[Records from a data collection]
----

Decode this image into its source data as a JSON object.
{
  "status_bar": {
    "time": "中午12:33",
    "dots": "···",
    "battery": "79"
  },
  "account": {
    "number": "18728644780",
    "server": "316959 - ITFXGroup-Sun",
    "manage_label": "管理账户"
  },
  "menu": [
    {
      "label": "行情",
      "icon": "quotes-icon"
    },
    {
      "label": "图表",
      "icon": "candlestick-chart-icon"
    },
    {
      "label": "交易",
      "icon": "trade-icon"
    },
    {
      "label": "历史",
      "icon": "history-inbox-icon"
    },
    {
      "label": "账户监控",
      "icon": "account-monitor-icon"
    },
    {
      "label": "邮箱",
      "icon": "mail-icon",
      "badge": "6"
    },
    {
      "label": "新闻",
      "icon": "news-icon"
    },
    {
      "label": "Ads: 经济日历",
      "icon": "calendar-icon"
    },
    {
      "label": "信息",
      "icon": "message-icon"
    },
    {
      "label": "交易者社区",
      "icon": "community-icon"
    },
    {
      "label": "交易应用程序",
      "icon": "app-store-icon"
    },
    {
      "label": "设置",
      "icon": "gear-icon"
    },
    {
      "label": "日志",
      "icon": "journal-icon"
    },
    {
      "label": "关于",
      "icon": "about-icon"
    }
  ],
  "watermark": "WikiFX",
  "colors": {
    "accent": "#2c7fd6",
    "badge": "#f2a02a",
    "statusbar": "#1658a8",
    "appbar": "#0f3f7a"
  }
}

----

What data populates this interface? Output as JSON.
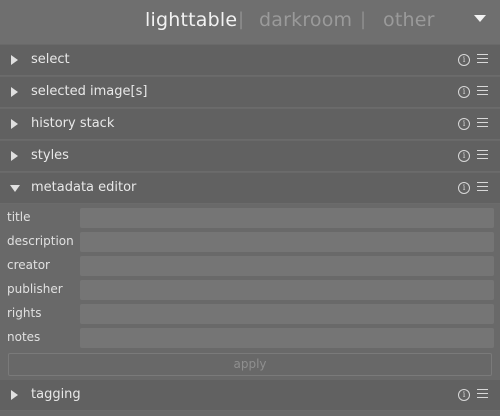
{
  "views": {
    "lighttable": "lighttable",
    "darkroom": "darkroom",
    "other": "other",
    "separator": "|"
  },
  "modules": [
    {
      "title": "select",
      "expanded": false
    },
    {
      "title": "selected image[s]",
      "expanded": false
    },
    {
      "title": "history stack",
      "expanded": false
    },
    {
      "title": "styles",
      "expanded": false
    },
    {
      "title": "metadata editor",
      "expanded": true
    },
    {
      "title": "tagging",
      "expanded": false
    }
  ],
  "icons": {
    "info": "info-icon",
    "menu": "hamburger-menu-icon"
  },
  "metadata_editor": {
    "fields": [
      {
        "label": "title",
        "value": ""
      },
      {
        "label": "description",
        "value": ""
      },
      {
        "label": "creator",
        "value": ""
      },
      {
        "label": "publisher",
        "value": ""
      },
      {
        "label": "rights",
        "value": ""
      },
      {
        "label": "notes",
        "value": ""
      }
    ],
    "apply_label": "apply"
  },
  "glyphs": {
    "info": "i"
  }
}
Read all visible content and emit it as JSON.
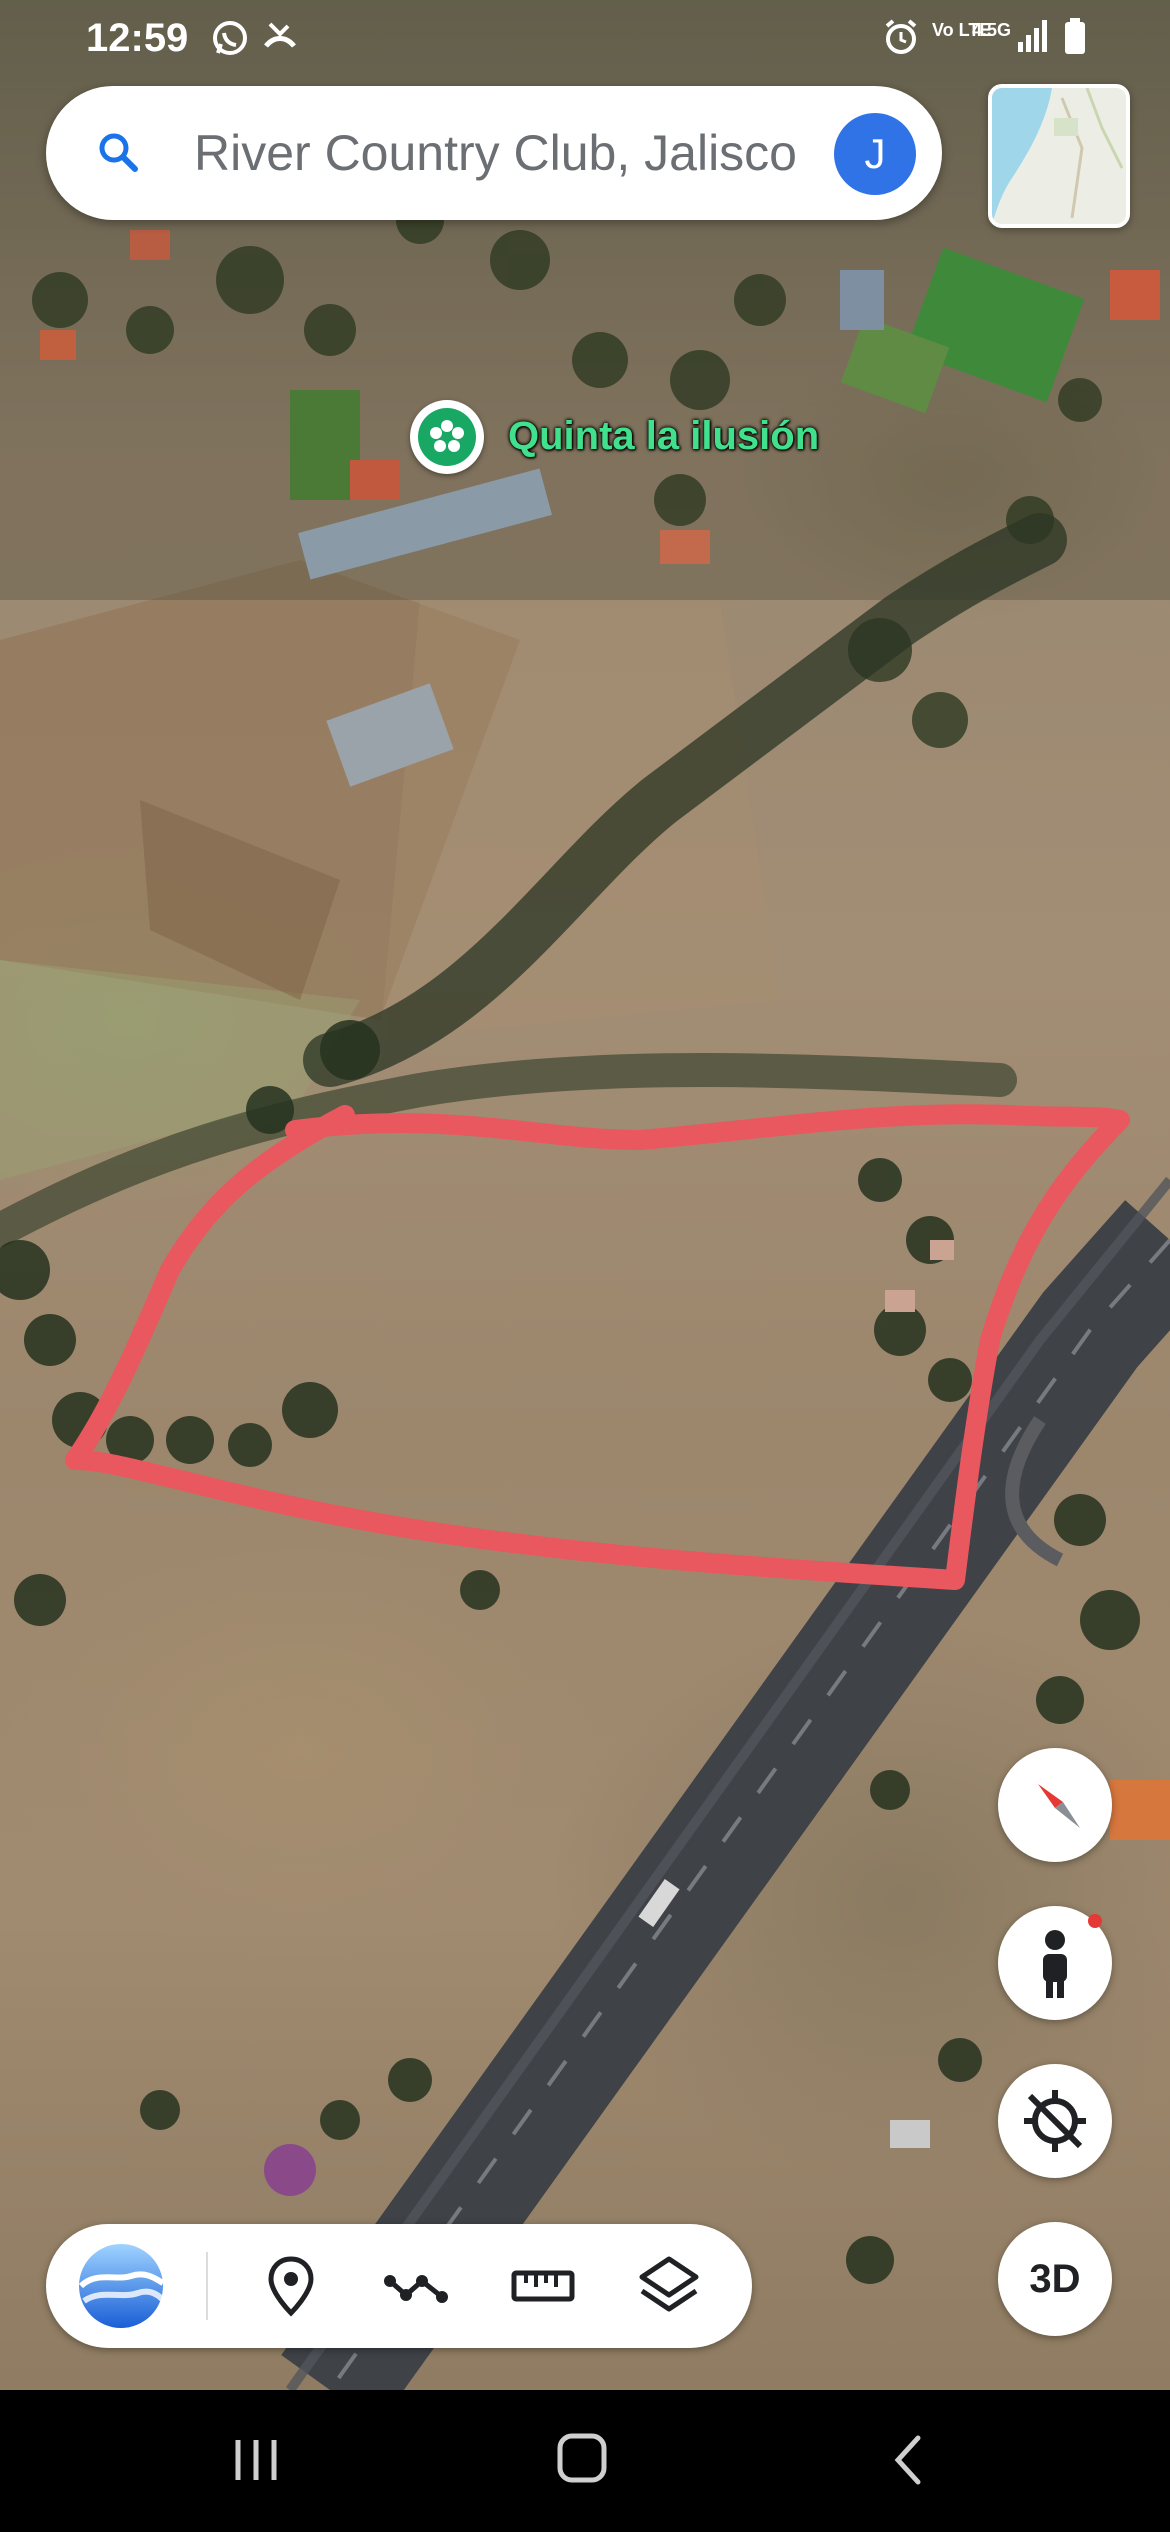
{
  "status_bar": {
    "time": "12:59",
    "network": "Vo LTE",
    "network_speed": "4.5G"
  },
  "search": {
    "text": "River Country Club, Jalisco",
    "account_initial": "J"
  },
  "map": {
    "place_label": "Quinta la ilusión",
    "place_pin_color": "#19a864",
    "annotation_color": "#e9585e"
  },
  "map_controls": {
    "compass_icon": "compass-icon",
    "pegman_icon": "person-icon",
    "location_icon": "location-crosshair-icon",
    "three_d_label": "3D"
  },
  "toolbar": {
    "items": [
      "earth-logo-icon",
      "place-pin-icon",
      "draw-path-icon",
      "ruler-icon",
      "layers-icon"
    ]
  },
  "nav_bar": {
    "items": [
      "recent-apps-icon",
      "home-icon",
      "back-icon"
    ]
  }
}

----

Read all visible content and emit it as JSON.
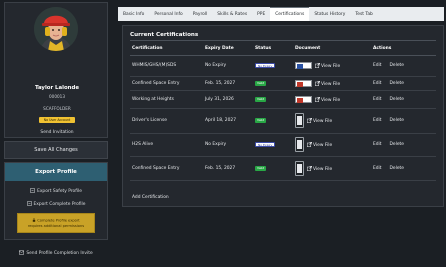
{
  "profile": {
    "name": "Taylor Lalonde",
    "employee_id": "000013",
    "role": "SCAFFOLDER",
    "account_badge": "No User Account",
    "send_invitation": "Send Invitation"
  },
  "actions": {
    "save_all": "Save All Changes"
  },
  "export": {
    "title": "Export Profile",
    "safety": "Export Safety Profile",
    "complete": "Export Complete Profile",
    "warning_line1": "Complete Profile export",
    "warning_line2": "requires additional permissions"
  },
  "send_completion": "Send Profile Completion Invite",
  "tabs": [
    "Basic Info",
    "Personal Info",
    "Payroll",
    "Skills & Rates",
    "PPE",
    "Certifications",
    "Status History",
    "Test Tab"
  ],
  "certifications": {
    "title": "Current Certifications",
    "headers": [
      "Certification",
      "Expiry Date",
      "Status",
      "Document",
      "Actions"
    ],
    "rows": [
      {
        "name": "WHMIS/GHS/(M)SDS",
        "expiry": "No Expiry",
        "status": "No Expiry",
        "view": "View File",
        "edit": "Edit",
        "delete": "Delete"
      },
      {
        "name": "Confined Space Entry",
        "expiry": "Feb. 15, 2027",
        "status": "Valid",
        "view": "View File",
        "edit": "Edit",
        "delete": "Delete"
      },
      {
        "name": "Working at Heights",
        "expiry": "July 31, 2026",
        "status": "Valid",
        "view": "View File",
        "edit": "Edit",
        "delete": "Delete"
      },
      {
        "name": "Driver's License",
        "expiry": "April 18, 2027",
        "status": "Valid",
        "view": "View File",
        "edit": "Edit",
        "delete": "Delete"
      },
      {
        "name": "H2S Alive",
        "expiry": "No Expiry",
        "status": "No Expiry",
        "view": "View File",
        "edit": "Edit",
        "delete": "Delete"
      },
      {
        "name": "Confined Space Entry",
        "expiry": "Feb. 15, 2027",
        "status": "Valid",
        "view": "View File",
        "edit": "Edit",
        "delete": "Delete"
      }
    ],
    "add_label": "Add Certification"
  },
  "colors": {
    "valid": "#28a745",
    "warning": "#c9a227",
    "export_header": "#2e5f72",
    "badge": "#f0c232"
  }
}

----

### STATED EXERCISE
Report how many lines in the data include the word "this", and give nothing but the count.

### FINISHED TASK
2